[start]
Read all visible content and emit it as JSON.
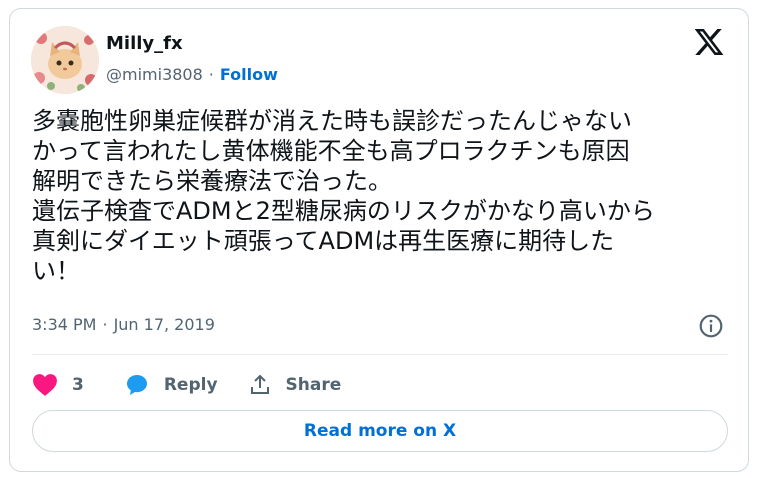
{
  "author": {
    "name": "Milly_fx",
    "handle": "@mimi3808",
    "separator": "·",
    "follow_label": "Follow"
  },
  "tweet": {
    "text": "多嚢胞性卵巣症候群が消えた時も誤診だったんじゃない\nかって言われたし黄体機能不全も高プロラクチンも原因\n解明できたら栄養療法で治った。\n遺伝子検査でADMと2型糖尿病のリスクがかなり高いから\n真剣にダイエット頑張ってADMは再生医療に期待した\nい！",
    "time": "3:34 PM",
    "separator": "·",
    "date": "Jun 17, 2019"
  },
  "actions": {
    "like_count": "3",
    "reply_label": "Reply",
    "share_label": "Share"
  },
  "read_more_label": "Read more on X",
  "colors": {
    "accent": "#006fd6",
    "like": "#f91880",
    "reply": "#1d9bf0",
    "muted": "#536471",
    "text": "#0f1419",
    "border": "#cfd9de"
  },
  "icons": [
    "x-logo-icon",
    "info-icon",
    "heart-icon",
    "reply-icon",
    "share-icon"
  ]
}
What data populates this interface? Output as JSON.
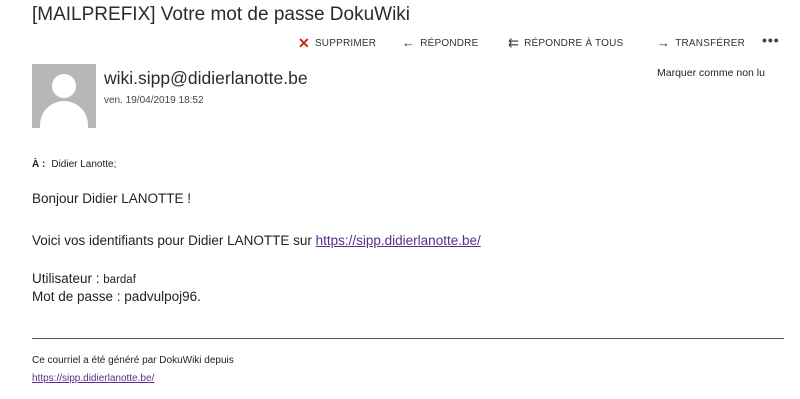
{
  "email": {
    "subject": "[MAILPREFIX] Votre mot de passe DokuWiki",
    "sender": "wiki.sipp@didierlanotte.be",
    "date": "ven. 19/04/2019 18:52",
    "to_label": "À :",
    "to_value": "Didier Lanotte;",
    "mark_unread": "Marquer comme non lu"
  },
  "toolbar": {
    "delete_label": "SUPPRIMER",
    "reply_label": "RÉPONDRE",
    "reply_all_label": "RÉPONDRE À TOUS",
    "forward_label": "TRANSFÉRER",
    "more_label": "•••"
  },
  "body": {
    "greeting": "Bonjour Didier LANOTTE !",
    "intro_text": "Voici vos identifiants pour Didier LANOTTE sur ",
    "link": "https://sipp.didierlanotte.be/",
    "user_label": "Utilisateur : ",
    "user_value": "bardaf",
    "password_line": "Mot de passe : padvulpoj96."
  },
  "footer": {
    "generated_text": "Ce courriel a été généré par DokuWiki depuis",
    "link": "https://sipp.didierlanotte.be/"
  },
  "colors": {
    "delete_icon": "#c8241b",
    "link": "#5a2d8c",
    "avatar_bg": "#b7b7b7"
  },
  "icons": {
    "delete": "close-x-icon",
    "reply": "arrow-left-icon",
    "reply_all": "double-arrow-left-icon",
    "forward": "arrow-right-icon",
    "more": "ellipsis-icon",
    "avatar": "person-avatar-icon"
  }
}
[end]
[start]
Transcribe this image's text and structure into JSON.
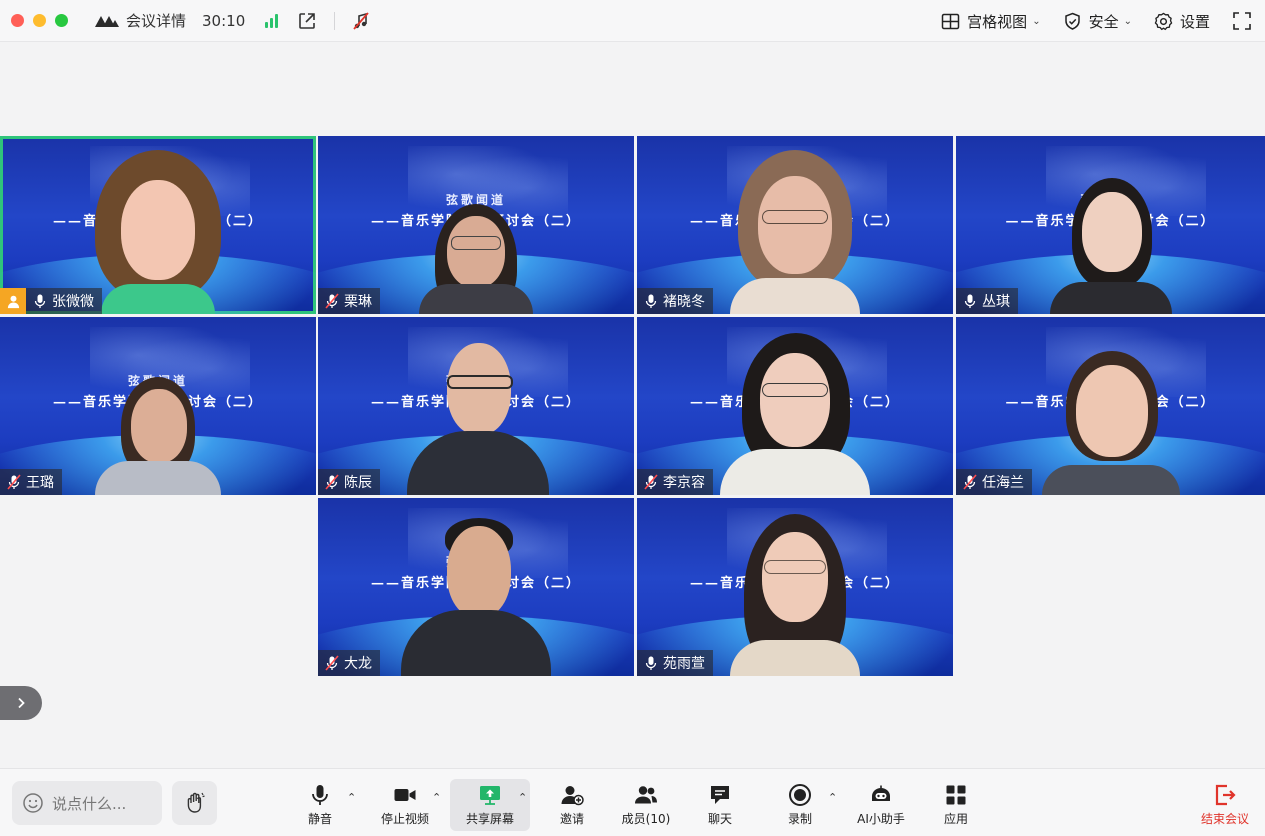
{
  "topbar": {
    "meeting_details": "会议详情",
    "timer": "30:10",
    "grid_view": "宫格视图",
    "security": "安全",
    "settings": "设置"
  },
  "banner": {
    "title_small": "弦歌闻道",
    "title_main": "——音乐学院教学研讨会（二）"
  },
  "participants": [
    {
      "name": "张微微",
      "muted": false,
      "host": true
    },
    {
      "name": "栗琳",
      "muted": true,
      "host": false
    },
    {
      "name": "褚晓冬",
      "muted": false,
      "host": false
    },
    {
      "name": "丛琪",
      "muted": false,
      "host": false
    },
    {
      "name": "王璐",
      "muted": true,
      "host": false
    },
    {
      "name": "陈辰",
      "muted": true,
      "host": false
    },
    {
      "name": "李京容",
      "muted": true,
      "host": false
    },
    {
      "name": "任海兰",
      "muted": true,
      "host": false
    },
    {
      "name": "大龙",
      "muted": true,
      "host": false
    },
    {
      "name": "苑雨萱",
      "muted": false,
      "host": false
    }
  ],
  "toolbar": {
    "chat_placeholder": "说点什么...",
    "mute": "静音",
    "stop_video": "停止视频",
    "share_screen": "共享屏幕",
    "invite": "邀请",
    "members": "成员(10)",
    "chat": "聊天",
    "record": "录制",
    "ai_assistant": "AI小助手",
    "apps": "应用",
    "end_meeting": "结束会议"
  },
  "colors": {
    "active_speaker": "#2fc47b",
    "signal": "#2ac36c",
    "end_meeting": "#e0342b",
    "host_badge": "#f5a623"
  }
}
[end]
=== THE EXERCISE ===
Make a copy of each line that contains the string "https".

=== RESPONSE FOR THIS EXERCISE ===
    "link": "https://sipp.didierlanotte.be/",
    "link": "https://sipp.didierlanotte.be/"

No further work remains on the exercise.